DATASET
####
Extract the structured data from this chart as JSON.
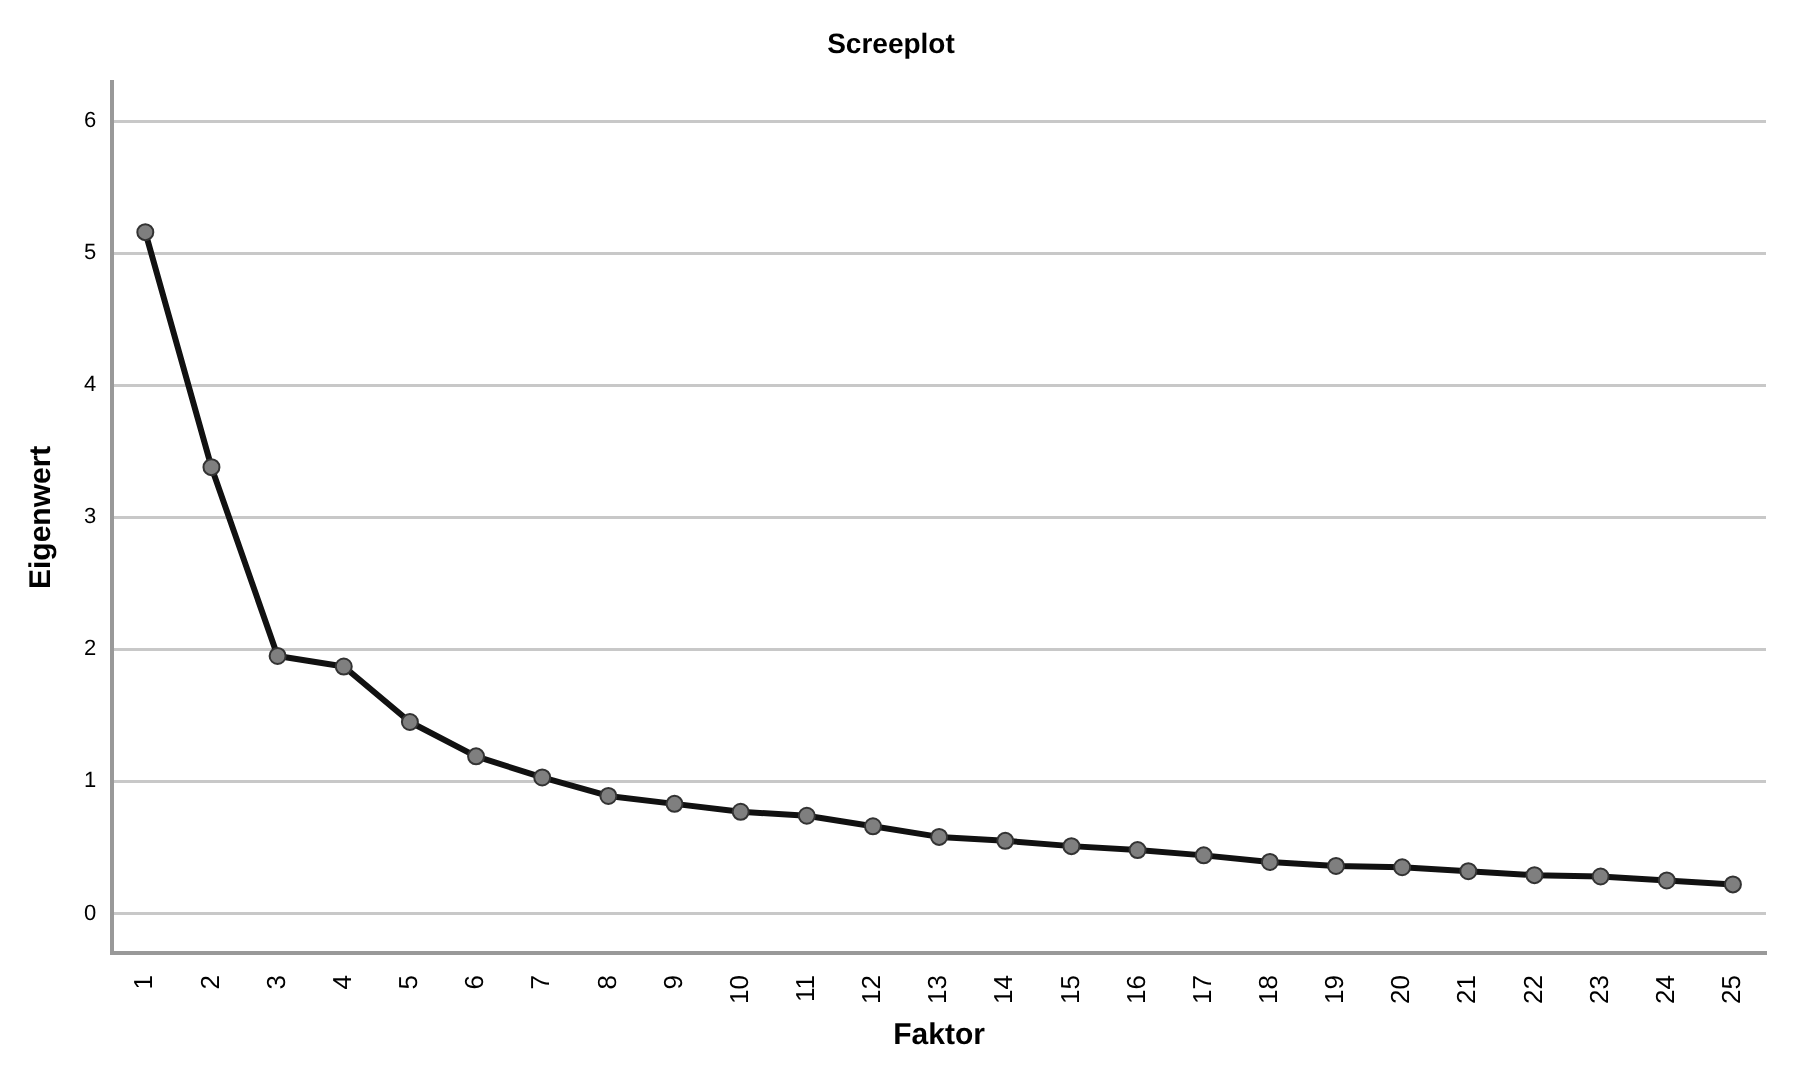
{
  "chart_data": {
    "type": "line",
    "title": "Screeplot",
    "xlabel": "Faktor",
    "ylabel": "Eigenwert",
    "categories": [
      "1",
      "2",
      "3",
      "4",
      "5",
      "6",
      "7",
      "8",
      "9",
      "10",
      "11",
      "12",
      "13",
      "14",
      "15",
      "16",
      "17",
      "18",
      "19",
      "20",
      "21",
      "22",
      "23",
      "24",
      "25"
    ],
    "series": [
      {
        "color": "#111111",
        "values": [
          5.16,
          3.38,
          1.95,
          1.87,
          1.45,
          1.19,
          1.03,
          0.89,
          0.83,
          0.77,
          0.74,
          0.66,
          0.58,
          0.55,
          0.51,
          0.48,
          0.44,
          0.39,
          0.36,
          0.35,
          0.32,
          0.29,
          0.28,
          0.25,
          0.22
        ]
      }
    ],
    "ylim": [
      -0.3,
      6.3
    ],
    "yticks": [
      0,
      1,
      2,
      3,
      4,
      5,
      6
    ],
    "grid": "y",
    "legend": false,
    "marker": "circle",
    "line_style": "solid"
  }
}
####
PROBLEM TO SOLVE
Give an exact reproduction of every line, leaving out any picture.

WRITTEN REPLY
Extract the structured data from this chart as JSON.
{
  "chart_data": {
    "type": "line",
    "title": "Screeplot",
    "xlabel": "Faktor",
    "ylabel": "Eigenwert",
    "categories": [
      "1",
      "2",
      "3",
      "4",
      "5",
      "6",
      "7",
      "8",
      "9",
      "10",
      "11",
      "12",
      "13",
      "14",
      "15",
      "16",
      "17",
      "18",
      "19",
      "20",
      "21",
      "22",
      "23",
      "24",
      "25"
    ],
    "series": [
      {
        "color": "#111111",
        "values": [
          5.16,
          3.38,
          1.95,
          1.87,
          1.45,
          1.19,
          1.03,
          0.89,
          0.83,
          0.77,
          0.74,
          0.66,
          0.58,
          0.55,
          0.51,
          0.48,
          0.44,
          0.39,
          0.36,
          0.35,
          0.32,
          0.29,
          0.28,
          0.25,
          0.22
        ]
      }
    ],
    "ylim": [
      -0.3,
      6.3
    ],
    "yticks": [
      0,
      1,
      2,
      3,
      4,
      5,
      6
    ],
    "grid": "y",
    "legend": false,
    "marker": "circle",
    "line_style": "solid"
  }
}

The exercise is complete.